Prompt »
Restate the full set of records exactly, word for word.

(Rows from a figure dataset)
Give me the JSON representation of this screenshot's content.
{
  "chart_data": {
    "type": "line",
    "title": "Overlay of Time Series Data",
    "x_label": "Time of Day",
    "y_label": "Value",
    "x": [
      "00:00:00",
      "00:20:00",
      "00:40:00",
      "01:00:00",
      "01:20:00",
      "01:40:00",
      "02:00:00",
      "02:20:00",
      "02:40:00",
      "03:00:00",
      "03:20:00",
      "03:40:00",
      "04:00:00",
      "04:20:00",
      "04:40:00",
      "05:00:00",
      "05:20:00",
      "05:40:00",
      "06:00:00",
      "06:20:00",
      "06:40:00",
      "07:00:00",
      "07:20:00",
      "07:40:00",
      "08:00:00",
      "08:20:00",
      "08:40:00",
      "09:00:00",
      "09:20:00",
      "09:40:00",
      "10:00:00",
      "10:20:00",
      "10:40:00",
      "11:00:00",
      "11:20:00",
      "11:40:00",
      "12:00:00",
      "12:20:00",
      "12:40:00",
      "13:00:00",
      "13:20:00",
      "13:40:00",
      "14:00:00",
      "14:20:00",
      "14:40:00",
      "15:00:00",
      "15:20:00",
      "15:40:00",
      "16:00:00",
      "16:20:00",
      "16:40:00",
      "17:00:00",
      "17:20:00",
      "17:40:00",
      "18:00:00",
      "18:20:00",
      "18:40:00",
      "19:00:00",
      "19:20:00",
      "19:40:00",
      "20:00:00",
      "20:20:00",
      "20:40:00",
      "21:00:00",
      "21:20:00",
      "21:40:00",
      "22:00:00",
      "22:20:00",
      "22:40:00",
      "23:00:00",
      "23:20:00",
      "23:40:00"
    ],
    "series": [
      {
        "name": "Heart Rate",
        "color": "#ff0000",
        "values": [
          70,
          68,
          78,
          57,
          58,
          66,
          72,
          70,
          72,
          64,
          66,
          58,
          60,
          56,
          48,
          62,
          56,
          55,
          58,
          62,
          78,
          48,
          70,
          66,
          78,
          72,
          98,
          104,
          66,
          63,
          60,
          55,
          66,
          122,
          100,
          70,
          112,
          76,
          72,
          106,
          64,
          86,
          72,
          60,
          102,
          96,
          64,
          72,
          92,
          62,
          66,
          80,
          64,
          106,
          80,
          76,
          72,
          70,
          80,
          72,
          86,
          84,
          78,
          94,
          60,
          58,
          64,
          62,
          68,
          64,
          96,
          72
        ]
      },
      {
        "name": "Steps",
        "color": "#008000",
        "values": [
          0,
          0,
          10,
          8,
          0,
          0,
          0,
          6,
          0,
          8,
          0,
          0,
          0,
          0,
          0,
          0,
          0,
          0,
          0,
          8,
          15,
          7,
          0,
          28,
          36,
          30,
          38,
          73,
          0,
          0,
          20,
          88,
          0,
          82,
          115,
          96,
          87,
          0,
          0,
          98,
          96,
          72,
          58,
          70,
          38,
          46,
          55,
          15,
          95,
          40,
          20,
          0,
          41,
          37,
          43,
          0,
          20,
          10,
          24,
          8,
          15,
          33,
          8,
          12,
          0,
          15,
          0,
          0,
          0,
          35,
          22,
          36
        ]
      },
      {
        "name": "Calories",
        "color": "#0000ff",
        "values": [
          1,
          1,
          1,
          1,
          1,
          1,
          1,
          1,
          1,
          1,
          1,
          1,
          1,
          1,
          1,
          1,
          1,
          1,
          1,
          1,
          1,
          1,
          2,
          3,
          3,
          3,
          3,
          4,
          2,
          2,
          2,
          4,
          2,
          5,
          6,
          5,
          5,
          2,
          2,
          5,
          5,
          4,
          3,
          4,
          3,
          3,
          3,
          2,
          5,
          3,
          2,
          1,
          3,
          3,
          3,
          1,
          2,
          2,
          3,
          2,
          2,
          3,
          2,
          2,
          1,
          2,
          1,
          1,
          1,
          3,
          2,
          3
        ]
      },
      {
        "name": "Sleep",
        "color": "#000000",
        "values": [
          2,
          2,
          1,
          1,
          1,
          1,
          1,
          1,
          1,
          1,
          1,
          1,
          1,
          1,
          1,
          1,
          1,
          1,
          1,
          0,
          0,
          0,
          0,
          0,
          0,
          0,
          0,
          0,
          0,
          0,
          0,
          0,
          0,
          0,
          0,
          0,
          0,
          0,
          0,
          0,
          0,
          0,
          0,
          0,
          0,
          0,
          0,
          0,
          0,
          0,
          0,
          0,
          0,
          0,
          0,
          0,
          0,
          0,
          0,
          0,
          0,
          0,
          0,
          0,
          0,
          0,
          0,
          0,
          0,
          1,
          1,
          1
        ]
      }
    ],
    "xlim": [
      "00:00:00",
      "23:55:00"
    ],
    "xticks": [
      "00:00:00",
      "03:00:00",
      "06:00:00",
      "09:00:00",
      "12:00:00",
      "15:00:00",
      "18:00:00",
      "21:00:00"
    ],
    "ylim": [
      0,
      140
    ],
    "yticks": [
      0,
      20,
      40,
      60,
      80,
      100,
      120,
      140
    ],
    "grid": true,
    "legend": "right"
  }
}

Solution for this exercise »
Give me the JSON representation of this screenshot's content.
{
  "chart_data": {
    "type": "line",
    "title": "Overlay of Time Series Data",
    "x_label": "Time of Day",
    "y_label": "Value",
    "x": [
      "00:00:00",
      "00:20:00",
      "00:40:00",
      "01:00:00",
      "01:20:00",
      "01:40:00",
      "02:00:00",
      "02:20:00",
      "02:40:00",
      "03:00:00",
      "03:20:00",
      "03:40:00",
      "04:00:00",
      "04:20:00",
      "04:40:00",
      "05:00:00",
      "05:20:00",
      "05:40:00",
      "06:00:00",
      "06:20:00",
      "06:40:00",
      "07:00:00",
      "07:20:00",
      "07:40:00",
      "08:00:00",
      "08:20:00",
      "08:40:00",
      "09:00:00",
      "09:20:00",
      "09:40:00",
      "10:00:00",
      "10:20:00",
      "10:40:00",
      "11:00:00",
      "11:20:00",
      "11:40:00",
      "12:00:00",
      "12:20:00",
      "12:40:00",
      "13:00:00",
      "13:20:00",
      "13:40:00",
      "14:00:00",
      "14:20:00",
      "14:40:00",
      "15:00:00",
      "15:20:00",
      "15:40:00",
      "16:00:00",
      "16:20:00",
      "16:40:00",
      "17:00:00",
      "17:20:00",
      "17:40:00",
      "18:00:00",
      "18:20:00",
      "18:40:00",
      "19:00:00",
      "19:20:00",
      "19:40:00",
      "20:00:00",
      "20:20:00",
      "20:40:00",
      "21:00:00",
      "21:20:00",
      "21:40:00",
      "22:00:00",
      "22:20:00",
      "22:40:00",
      "23:00:00",
      "23:20:00",
      "23:40:00"
    ],
    "series": [
      {
        "name": "Heart Rate",
        "color": "#ff0000",
        "values": [
          70,
          68,
          78,
          57,
          58,
          66,
          72,
          70,
          72,
          64,
          66,
          58,
          60,
          56,
          48,
          62,
          56,
          55,
          58,
          62,
          78,
          48,
          70,
          66,
          78,
          72,
          98,
          104,
          66,
          63,
          60,
          55,
          66,
          122,
          100,
          70,
          112,
          76,
          72,
          106,
          64,
          86,
          72,
          60,
          102,
          96,
          64,
          72,
          92,
          62,
          66,
          80,
          64,
          106,
          80,
          76,
          72,
          70,
          80,
          72,
          86,
          84,
          78,
          94,
          60,
          58,
          64,
          62,
          68,
          64,
          96,
          72
        ]
      },
      {
        "name": "Steps",
        "color": "#008000",
        "values": [
          0,
          0,
          10,
          8,
          0,
          0,
          0,
          6,
          0,
          8,
          0,
          0,
          0,
          0,
          0,
          0,
          0,
          0,
          0,
          8,
          15,
          7,
          0,
          28,
          36,
          30,
          38,
          73,
          0,
          0,
          20,
          88,
          0,
          82,
          115,
          96,
          87,
          0,
          0,
          98,
          96,
          72,
          58,
          70,
          38,
          46,
          55,
          15,
          95,
          40,
          20,
          0,
          41,
          37,
          43,
          0,
          20,
          10,
          24,
          8,
          15,
          33,
          8,
          12,
          0,
          15,
          0,
          0,
          0,
          35,
          22,
          36
        ]
      },
      {
        "name": "Calories",
        "color": "#0000ff",
        "values": [
          1,
          1,
          1,
          1,
          1,
          1,
          1,
          1,
          1,
          1,
          1,
          1,
          1,
          1,
          1,
          1,
          1,
          1,
          1,
          1,
          1,
          1,
          2,
          3,
          3,
          3,
          3,
          4,
          2,
          2,
          2,
          4,
          2,
          5,
          6,
          5,
          5,
          2,
          2,
          5,
          5,
          4,
          3,
          4,
          3,
          3,
          3,
          2,
          5,
          3,
          2,
          1,
          3,
          3,
          3,
          1,
          2,
          2,
          3,
          2,
          2,
          3,
          2,
          2,
          1,
          2,
          1,
          1,
          1,
          3,
          2,
          3
        ]
      },
      {
        "name": "Sleep",
        "color": "#000000",
        "values": [
          2,
          2,
          1,
          1,
          1,
          1,
          1,
          1,
          1,
          1,
          1,
          1,
          1,
          1,
          1,
          1,
          1,
          1,
          1,
          0,
          0,
          0,
          0,
          0,
          0,
          0,
          0,
          0,
          0,
          0,
          0,
          0,
          0,
          0,
          0,
          0,
          0,
          0,
          0,
          0,
          0,
          0,
          0,
          0,
          0,
          0,
          0,
          0,
          0,
          0,
          0,
          0,
          0,
          0,
          0,
          0,
          0,
          0,
          0,
          0,
          0,
          0,
          0,
          0,
          0,
          0,
          0,
          0,
          0,
          1,
          1,
          1
        ]
      }
    ],
    "xlim": [
      "00:00:00",
      "23:55:00"
    ],
    "xticks": [
      "00:00:00",
      "03:00:00",
      "06:00:00",
      "09:00:00",
      "12:00:00",
      "15:00:00",
      "18:00:00",
      "21:00:00"
    ],
    "ylim": [
      0,
      140
    ],
    "yticks": [
      0,
      20,
      40,
      60,
      80,
      100,
      120,
      140
    ],
    "grid": true,
    "legend": "right"
  }
}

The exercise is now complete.